_What this task involves_:
Print every record below exactly as written.

_Extracted records_:

__________________________________________________

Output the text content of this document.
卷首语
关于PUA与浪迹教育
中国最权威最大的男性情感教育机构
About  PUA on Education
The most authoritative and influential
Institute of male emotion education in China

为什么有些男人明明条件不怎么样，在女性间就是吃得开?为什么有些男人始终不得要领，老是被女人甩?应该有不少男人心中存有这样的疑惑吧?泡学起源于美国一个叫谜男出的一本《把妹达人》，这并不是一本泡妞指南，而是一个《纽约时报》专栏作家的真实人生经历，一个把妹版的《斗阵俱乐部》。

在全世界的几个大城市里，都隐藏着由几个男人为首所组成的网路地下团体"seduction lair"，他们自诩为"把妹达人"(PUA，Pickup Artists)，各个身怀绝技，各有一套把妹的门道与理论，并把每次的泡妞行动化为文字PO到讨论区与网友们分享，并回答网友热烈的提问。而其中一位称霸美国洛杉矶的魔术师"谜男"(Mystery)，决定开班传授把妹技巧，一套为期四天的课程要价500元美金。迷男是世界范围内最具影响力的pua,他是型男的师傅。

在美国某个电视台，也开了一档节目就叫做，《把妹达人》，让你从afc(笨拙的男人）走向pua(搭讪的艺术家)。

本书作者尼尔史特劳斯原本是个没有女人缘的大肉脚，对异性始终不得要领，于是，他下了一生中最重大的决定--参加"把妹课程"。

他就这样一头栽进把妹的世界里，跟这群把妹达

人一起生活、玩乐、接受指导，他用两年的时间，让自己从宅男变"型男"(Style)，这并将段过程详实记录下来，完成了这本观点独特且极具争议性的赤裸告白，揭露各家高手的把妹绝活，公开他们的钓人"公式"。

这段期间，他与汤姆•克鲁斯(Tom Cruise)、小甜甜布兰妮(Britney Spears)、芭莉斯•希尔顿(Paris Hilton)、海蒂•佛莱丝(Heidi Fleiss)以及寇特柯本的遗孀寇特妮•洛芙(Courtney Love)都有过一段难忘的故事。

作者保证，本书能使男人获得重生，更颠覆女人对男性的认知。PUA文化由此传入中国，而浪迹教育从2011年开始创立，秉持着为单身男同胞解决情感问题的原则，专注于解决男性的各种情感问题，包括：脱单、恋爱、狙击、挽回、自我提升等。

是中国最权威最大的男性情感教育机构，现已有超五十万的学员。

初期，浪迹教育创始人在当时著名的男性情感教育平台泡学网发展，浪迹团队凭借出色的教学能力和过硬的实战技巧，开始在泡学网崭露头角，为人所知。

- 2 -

__________________________________________________

_Right answer_:
Output the text content of this document.
卷首语
关于PUA与浪迹教育
中国最权威最大的男性情感教育机构
About  PUA on Education
The most authoritative and influential
Institute of male emotion education in China

为什么有些男人明明条件不怎么样，在女性间就是吃得开?为什么有些男人始终不得要领，老是被女人甩?应该有不少男人心中存有这样的疑惑吧?泡学起源于美国一个叫谜男出的一本《把妹达人》，这并不是一本泡妞指南，而是一个《纽约时报》专栏作家的真实人生经历，一个把妹版的《斗阵俱乐部》。

在全世界的几个大城市里，都隐藏着由几个男人为首所组成的网路地下团体"seduction lair"，他们自诩为"把妹达人"(PUA，Pickup Artists)，各个身怀绝技，各有一套把妹的门道与理论，并把每次的泡妞行动化为文字PO到讨论区与网友们分享，并回答网友热烈的提问。而其中一位称霸美国洛杉矶的魔术师"谜男"(Mystery)，决定开班传授把妹技巧，一套为期四天的课程要价500元美金。迷男是世界范围内最具影响力的pua,他是型男的师傅。

在美国某个电视台，也开了一档节目就叫做，《把妹达人》，让你从afc(笨拙的男人）走向pua(搭讪的艺术家)。

本书作者尼尔史特劳斯原本是个没有女人缘的大肉脚，对异性始终不得要领，于是，他下了一生中最重大的决定--参加"把妹课程"。

他就这样一头栽进把妹的世界里，跟这群把妹达

人一起生活、玩乐、接受指导，他用两年的时间，让自己从宅男变"型男"(Style)，这并将段过程详实记录下来，完成了这本观点独特且极具争议性的赤裸告白，揭露各家高手的把妹绝活，公开他们的钓人"公式"。

这段期间，他与汤姆•克鲁斯(Tom Cruise)、小甜甜布兰妮(Britney Spears)、芭莉斯•希尔顿(Paris Hilton)、海蒂•佛莱丝(Heidi Fleiss)以及寇特柯本的遗孀寇特妮•洛芙(Courtney Love)都有过一段难忘的故事。

作者保证，本书能使男人获得重生，更颠覆女人对男性的认知。PUA文化由此传入中国，而浪迹教育从2011年开始创立，秉持着为单身男同胞解决情感问题的原则，专注于解决男性的各种情感问题，包括：脱单、恋爱、狙击、挽回、自我提升等。

是中国最权威最大的男性情感教育机构，现已有超五十万的学员。

初期，浪迹教育创始人在当时著名的男性情感教育平台泡学网发展，浪迹团队凭借出色的教学能力和过硬的实战技巧，开始在泡学网崭露头角，为人所知。

- 2 -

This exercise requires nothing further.